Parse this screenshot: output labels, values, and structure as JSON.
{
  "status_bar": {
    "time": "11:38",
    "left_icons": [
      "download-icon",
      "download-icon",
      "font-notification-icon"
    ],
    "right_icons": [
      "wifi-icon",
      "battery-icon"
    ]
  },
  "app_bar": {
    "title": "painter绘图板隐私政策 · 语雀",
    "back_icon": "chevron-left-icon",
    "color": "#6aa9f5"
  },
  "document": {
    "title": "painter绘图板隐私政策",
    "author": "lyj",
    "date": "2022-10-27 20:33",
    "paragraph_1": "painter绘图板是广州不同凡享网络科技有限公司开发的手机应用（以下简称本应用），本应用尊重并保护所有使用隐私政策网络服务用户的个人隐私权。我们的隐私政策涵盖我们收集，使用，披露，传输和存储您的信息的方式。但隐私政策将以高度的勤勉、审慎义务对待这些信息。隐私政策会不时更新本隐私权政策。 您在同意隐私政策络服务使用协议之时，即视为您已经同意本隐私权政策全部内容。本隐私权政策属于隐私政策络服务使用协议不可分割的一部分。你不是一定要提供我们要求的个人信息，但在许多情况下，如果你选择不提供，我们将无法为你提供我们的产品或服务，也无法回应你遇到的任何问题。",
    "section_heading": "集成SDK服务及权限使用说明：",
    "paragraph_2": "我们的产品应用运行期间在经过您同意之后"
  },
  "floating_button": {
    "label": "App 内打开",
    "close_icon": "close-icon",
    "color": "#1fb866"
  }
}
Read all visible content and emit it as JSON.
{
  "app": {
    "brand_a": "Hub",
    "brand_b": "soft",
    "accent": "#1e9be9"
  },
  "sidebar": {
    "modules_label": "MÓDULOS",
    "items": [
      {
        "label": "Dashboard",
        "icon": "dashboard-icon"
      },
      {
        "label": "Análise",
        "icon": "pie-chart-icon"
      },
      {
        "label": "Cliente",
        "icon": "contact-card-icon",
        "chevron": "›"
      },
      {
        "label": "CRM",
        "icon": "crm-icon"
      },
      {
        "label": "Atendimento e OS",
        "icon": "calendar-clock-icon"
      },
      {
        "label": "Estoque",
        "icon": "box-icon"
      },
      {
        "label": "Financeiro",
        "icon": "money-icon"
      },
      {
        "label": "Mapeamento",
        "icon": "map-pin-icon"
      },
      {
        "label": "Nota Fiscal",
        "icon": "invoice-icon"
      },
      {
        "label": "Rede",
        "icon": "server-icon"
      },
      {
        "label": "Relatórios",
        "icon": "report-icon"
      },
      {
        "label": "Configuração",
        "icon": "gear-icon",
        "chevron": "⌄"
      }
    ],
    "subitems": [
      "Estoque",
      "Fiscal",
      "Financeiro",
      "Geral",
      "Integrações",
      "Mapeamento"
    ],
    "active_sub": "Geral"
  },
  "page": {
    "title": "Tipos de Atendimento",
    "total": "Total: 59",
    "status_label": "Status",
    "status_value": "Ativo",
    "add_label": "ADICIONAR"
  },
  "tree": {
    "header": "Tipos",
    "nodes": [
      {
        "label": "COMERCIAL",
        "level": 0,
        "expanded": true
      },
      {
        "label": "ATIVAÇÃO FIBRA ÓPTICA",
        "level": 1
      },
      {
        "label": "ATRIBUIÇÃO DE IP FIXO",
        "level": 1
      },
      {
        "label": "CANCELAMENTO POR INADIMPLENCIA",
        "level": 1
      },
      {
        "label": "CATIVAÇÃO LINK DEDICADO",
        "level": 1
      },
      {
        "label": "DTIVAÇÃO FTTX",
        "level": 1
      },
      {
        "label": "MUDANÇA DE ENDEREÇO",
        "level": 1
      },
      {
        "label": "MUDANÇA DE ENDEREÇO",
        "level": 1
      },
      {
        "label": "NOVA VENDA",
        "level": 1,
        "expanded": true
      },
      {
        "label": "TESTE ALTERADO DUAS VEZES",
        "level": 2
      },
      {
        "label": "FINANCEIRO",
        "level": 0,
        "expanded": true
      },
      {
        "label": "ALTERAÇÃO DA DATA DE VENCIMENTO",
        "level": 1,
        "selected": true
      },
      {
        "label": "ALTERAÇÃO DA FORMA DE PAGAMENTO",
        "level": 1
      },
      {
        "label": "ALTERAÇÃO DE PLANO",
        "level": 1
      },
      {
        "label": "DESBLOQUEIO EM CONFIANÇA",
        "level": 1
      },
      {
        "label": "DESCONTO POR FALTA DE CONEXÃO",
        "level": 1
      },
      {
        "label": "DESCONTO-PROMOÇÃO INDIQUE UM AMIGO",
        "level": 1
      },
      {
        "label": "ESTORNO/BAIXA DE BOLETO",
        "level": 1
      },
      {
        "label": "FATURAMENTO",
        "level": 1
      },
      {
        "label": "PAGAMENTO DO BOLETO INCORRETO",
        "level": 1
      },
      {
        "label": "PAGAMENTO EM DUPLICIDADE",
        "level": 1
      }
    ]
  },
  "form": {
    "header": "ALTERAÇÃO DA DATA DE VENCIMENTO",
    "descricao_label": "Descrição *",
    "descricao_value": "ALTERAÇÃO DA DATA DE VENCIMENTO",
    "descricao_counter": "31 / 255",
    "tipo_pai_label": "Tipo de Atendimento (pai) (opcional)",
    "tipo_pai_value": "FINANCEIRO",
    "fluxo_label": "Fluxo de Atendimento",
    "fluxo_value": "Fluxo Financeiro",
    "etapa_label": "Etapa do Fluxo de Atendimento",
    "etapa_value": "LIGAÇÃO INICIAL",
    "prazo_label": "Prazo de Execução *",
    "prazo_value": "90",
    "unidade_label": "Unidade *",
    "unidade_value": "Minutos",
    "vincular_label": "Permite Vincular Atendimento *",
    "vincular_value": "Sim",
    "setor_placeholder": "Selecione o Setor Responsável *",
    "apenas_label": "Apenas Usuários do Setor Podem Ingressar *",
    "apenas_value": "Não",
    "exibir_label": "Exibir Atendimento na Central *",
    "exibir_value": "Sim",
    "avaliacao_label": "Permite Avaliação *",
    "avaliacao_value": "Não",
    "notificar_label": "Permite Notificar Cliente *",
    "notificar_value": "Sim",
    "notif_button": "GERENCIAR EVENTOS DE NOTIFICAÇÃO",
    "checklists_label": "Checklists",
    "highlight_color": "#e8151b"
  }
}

○ ○ ○ ○

Copy every line of the data that holds the string "Cliente".

        "label": "Cliente",
    "notificar_label": "Permite Notificar Cliente *",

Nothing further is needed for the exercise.